Data entries:
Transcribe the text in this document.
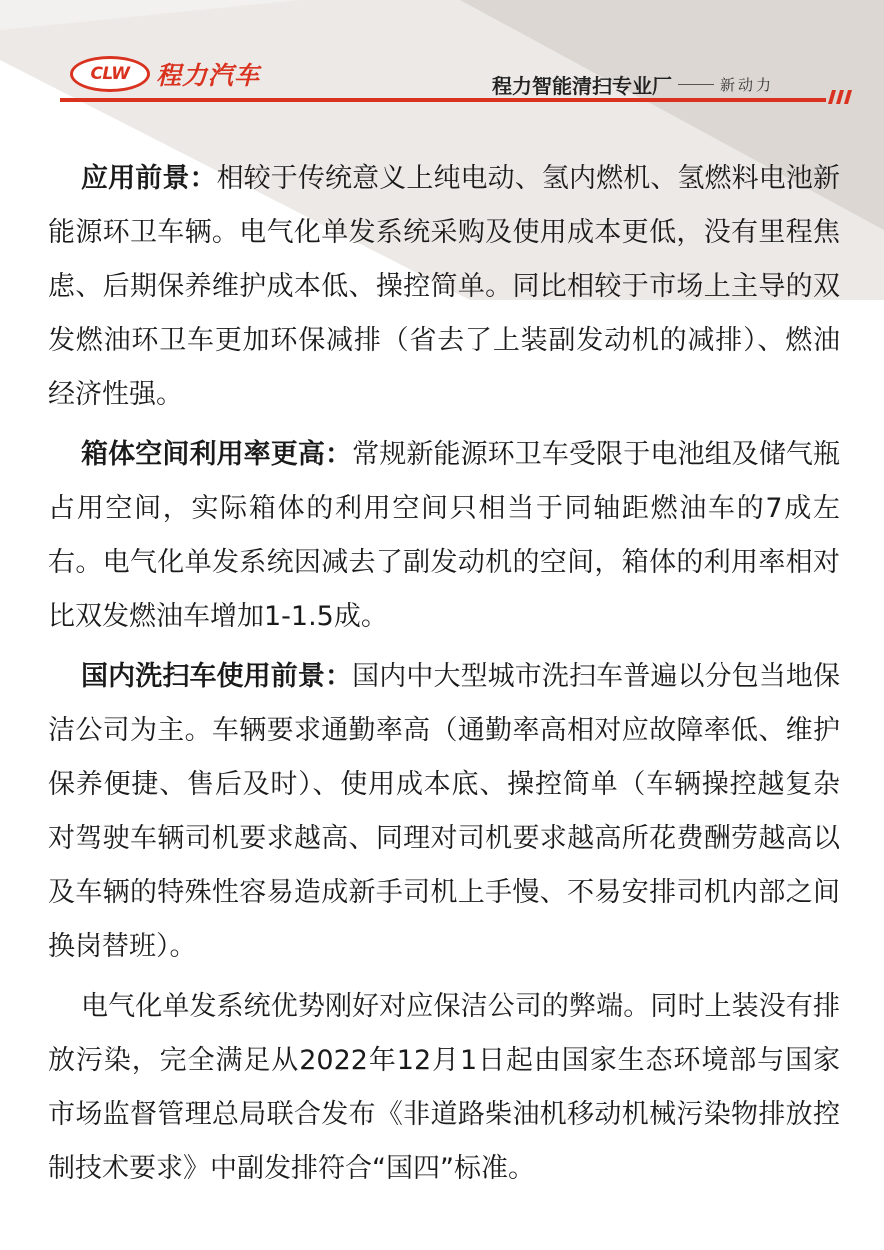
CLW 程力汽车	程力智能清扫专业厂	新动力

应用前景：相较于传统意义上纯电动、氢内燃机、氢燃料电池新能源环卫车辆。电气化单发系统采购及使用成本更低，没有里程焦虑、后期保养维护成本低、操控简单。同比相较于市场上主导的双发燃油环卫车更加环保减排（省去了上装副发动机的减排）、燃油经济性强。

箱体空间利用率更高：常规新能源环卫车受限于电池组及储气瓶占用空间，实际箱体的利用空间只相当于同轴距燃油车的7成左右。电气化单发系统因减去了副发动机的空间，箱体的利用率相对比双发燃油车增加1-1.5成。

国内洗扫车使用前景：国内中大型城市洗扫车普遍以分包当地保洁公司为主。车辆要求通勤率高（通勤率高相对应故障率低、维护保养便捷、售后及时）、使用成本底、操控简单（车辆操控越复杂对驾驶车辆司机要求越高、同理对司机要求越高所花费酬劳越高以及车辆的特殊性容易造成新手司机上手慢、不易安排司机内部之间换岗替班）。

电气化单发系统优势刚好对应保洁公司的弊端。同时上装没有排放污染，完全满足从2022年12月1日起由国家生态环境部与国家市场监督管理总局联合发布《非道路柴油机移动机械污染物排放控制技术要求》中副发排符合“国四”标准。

◆ **TASK TO COMPLETE**:
Print out every entry above without changing a word, and leave out the pictures.

◆ **SOLUTION FOR THIS EXERCISE**:
Transcribe the text in this document.
CLW 程力汽车	程力智能清扫专业厂	新动力

应用前景：相较于传统意义上纯电动、氢内燃机、氢燃料电池新能源环卫车辆。电气化单发系统采购及使用成本更低，没有里程焦虑、后期保养维护成本低、操控简单。同比相较于市场上主导的双发燃油环卫车更加环保减排（省去了上装副发动机的减排）、燃油经济性强。

箱体空间利用率更高：常规新能源环卫车受限于电池组及储气瓶占用空间，实际箱体的利用空间只相当于同轴距燃油车的7成左右。电气化单发系统因减去了副发动机的空间，箱体的利用率相对比双发燃油车增加1-1.5成。

国内洗扫车使用前景：国内中大型城市洗扫车普遍以分包当地保洁公司为主。车辆要求通勤率高（通勤率高相对应故障率低、维护保养便捷、售后及时）、使用成本底、操控简单（车辆操控越复杂对驾驶车辆司机要求越高、同理对司机要求越高所花费酬劳越高以及车辆的特殊性容易造成新手司机上手慢、不易安排司机内部之间换岗替班）。

电气化单发系统优势刚好对应保洁公司的弊端。同时上装没有排放污染，完全满足从2022年12月1日起由国家生态环境部与国家市场监督管理总局联合发布《非道路柴油机移动机械污染物排放控制技术要求》中副发排符合“国四”标准。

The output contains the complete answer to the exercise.